INPUT RECORDS:
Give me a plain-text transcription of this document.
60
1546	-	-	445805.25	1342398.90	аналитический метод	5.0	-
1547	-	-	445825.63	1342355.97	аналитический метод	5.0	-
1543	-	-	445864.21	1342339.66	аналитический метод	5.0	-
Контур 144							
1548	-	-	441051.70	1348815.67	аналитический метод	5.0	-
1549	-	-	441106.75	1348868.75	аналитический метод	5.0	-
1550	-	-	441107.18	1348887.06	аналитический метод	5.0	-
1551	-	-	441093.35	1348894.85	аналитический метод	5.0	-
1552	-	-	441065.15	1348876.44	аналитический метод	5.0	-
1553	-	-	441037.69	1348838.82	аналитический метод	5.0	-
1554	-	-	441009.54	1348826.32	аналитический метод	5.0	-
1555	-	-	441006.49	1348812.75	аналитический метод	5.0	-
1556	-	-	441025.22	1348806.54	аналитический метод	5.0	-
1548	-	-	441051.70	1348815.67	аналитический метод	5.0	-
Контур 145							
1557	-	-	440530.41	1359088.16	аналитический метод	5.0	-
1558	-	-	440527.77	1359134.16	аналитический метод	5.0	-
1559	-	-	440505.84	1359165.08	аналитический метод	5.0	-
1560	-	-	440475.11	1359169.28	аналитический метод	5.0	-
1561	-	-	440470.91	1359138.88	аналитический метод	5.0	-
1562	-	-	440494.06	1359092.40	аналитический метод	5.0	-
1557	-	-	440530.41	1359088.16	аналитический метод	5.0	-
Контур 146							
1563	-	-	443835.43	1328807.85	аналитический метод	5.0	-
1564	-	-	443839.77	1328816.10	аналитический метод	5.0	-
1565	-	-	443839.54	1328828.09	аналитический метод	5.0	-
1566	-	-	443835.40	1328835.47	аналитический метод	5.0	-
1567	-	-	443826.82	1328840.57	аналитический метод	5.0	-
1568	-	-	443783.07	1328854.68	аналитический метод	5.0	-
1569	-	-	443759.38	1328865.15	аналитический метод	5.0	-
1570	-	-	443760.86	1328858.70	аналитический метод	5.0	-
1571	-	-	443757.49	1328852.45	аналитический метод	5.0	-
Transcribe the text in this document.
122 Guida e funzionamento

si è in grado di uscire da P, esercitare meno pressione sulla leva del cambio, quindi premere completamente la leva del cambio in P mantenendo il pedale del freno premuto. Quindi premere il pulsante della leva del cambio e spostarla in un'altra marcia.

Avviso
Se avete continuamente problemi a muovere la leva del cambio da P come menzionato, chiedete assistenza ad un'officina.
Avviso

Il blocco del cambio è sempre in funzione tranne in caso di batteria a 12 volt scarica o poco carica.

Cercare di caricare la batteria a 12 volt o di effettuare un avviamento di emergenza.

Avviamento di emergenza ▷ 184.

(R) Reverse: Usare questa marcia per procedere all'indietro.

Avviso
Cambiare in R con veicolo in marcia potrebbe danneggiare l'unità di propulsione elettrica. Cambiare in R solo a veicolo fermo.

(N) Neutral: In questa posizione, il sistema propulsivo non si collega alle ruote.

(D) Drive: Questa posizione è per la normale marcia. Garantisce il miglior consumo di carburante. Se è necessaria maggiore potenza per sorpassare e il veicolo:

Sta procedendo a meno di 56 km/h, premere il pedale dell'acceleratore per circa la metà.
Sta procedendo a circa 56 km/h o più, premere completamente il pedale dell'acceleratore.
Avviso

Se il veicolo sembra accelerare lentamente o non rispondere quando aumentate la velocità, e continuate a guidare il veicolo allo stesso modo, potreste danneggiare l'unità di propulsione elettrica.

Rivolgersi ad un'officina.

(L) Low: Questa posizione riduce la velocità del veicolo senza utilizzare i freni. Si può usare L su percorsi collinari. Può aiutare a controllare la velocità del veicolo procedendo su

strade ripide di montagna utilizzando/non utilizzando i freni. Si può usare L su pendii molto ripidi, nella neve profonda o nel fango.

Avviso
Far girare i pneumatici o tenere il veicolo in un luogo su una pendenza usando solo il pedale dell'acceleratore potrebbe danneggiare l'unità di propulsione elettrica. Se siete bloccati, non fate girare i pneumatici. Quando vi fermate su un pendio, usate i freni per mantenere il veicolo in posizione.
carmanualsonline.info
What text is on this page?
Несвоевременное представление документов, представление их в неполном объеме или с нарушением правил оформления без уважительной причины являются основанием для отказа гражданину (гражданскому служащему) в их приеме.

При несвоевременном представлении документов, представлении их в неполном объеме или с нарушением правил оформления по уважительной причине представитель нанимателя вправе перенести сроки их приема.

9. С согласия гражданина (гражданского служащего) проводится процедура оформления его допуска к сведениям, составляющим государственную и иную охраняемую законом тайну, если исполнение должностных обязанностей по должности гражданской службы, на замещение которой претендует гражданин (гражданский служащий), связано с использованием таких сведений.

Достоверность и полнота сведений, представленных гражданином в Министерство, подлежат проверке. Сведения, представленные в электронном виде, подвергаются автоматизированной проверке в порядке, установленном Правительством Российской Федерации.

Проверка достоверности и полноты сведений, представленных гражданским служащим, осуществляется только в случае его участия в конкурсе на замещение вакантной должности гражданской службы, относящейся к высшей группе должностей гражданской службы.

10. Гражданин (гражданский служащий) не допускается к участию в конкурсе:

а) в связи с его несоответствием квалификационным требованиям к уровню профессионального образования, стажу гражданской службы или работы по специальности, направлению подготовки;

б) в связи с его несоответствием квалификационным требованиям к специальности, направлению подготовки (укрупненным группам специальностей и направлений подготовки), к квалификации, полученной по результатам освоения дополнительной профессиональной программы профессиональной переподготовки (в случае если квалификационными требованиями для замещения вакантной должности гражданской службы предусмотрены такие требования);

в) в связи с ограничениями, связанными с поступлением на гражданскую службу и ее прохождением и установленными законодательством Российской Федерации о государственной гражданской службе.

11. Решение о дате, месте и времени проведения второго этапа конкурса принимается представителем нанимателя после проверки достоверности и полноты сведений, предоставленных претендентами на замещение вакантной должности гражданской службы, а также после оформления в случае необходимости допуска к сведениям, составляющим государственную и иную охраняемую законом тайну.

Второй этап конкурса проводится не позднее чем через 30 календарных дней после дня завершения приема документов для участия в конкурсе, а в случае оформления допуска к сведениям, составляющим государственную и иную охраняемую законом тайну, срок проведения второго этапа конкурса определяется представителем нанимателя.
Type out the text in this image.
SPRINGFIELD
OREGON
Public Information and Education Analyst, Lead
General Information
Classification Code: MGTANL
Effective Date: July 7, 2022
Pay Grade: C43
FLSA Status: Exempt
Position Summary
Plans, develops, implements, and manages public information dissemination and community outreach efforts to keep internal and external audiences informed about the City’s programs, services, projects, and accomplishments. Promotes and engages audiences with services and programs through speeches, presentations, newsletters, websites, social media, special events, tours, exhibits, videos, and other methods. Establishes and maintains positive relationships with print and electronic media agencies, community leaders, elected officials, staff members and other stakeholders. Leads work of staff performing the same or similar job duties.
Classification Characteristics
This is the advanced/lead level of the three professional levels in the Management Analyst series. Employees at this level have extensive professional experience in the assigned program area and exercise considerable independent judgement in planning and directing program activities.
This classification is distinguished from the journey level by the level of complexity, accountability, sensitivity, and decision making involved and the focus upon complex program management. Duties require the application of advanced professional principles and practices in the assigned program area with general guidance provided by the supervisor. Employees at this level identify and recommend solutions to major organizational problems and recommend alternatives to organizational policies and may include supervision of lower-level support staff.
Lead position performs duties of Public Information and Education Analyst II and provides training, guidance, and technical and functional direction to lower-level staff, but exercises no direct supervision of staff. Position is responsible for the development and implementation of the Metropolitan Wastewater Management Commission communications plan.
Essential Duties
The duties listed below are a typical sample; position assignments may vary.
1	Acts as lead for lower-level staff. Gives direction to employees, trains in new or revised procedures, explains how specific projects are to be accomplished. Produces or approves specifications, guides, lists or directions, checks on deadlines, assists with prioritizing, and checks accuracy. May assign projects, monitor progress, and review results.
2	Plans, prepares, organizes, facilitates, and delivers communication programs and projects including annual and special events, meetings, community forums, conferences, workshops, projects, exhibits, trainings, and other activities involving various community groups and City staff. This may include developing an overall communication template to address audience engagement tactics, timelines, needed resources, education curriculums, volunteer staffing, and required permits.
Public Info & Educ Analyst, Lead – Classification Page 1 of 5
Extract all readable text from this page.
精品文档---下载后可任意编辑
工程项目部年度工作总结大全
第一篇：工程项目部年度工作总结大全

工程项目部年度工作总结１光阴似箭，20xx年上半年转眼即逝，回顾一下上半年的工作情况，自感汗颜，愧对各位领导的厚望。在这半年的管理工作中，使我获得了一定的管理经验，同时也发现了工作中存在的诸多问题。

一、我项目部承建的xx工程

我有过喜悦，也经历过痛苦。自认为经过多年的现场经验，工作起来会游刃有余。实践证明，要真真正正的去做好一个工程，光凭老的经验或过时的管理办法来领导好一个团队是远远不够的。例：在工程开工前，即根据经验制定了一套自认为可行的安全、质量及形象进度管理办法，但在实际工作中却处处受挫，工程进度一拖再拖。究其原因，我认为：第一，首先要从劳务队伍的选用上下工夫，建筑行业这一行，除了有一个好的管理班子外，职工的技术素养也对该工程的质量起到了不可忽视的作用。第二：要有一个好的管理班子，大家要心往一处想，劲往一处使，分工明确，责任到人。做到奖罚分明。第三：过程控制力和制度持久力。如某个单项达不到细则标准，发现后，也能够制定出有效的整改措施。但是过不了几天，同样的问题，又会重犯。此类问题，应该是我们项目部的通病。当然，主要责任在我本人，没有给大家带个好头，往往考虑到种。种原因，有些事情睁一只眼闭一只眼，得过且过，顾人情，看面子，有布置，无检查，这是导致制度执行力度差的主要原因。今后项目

PROBLEM TO WORK ON:
Copy down every line of the material above that includes the string "Analyst".

EXERCISE SOLUTION:
Public Information and Education Analyst, Lead
This is the advanced/lead level of the three professional levels in the Management Analyst series. Employees at this level have extensive professional experience in the assigned program area and exercise considerable independent judgement in planning and directing program activities.
Lead position performs duties of Public Information and Education Analyst II and provides training, guidance, and technical and functional direction to lower-level staff, but exercises no direct supervision of staff. Position is responsible for the development and implementation of the Metropolitan Wastewater Management Commission communications plan.
Public Info & Educ Analyst, Lead – Classification Page 1 of 5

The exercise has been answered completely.